Set down the material below in full, matching it exactly.

begin Data provided

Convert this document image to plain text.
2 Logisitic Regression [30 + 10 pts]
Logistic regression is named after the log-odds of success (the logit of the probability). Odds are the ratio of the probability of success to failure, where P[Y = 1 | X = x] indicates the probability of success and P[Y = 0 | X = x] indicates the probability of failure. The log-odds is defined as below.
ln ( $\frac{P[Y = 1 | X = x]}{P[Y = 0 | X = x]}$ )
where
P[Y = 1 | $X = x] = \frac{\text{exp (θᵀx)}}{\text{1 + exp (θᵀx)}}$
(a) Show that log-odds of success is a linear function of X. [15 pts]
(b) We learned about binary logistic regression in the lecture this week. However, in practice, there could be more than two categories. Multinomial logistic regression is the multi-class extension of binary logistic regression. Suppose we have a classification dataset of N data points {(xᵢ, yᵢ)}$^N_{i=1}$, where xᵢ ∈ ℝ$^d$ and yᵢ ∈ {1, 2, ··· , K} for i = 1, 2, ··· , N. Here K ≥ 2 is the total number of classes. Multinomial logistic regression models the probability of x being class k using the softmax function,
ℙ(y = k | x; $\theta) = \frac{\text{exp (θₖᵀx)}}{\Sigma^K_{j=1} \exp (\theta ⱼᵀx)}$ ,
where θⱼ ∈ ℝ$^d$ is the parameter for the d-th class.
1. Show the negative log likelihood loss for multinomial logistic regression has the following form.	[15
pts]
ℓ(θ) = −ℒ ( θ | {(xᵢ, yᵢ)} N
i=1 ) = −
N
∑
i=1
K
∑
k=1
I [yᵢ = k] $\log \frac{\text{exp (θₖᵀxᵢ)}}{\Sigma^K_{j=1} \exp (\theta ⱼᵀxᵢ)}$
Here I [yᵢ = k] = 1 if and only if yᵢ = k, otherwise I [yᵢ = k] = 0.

end Data provided

### Output of the exercise
Convert this document image to plain text.
2 Logisitic Regression [30 + 10 pts]
Logistic regression is named after the log-odds of success (the logit of the probability). Odds are the ratio of the probability of success to failure, where P[Y = 1 | X = x] indicates the probability of success and P[Y = 0 | X = x] indicates the probability of failure. The log-odds is defined as below.
ln ( $\frac{P[Y = 1 | X = x]}{P[Y = 0 | X = x]}$ )
where
P[Y = 1 | $X = x] = \frac{\text{exp (θᵀx)}}{\text{1 + exp (θᵀx)}}$
(a) Show that log-odds of success is a linear function of X. [15 pts]
(b) We learned about binary logistic regression in the lecture this week. However, in practice, there could be more than two categories. Multinomial logistic regression is the multi-class extension of binary logistic regression. Suppose we have a classification dataset of N data points {(xᵢ, yᵢ)}$^N_{i=1}$, where xᵢ ∈ ℝ$^d$ and yᵢ ∈ {1, 2, ··· , K} for i = 1, 2, ··· , N. Here K ≥ 2 is the total number of classes. Multinomial logistic regression models the probability of x being class k using the softmax function,
ℙ(y = k | x; $\theta) = \frac{\text{exp (θₖᵀx)}}{\Sigma^K_{j=1} \exp (\theta ⱼᵀx)}$ ,
where θⱼ ∈ ℝ$^d$ is the parameter for the d-th class.
1. Show the negative log likelihood loss for multinomial logistic regression has the following form.	[15
pts]
ℓ(θ) = −ℒ ( θ | {(xᵢ, yᵢ)} N
i=1 ) = −
N
∑
i=1
K
∑
k=1
I [yᵢ = k] $\log \frac{\text{exp (θₖᵀxᵢ)}}{\Sigma^K_{j=1} \exp (\theta ⱼᵀxᵢ)}$
Here I [yᵢ = k] = 1 if and only if yᵢ = k, otherwise I [yᵢ = k] = 0.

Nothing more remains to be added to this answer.